Aim
What is the number of lines holding the word "JSON"? Give that number alone.

Listed entries
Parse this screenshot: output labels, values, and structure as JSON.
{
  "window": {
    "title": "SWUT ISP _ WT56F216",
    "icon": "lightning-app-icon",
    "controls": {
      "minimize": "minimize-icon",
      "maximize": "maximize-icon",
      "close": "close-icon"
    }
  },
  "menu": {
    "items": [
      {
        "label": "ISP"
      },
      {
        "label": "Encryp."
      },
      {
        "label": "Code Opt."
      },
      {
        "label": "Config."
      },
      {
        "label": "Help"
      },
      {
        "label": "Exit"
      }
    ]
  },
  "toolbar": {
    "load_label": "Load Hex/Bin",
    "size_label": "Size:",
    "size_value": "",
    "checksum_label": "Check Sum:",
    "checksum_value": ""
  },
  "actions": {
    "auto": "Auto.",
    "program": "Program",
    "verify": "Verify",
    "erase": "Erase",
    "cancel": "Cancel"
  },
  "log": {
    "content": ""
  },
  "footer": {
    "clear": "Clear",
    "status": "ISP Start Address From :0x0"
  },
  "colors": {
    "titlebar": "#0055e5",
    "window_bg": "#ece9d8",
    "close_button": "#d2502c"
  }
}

* * *

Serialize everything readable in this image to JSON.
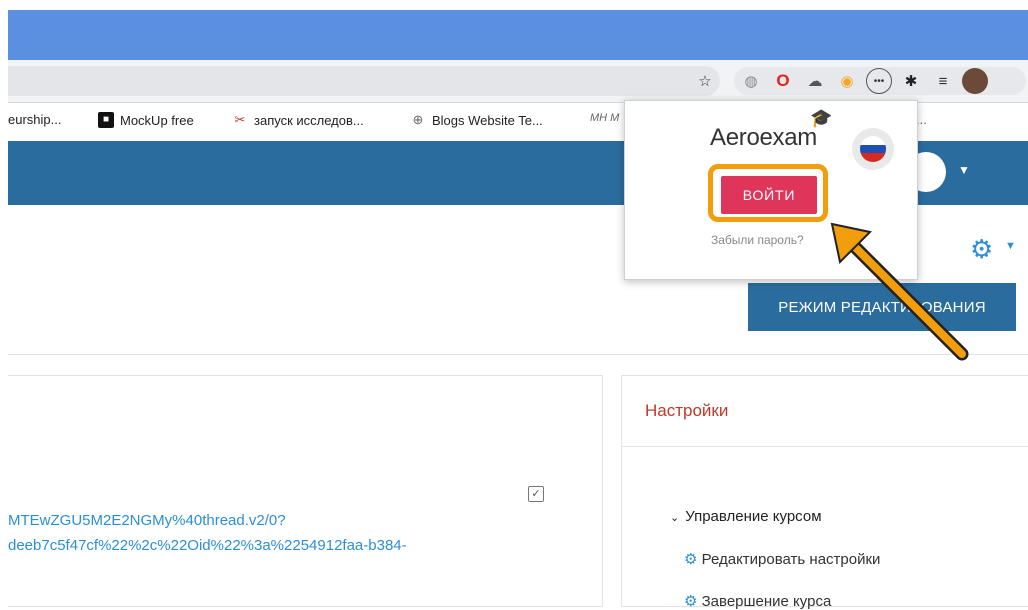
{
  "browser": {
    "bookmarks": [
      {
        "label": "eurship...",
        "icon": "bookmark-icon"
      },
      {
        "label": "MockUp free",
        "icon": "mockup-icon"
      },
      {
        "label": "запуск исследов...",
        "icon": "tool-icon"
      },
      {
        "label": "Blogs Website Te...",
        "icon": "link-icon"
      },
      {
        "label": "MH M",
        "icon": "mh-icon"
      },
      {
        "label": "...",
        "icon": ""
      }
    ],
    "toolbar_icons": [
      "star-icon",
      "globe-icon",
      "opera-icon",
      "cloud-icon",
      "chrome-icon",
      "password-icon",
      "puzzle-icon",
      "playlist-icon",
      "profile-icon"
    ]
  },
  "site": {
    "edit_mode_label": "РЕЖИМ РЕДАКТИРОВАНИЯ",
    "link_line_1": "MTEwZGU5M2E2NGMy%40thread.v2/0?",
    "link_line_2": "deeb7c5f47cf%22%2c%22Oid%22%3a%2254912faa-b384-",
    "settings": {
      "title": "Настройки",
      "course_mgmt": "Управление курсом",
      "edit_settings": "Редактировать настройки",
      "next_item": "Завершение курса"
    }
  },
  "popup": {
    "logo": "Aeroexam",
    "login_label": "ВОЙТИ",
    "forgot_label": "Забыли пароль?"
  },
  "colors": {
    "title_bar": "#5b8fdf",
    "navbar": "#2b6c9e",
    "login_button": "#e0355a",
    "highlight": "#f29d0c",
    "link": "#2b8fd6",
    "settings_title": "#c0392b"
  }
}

Completed exercise
2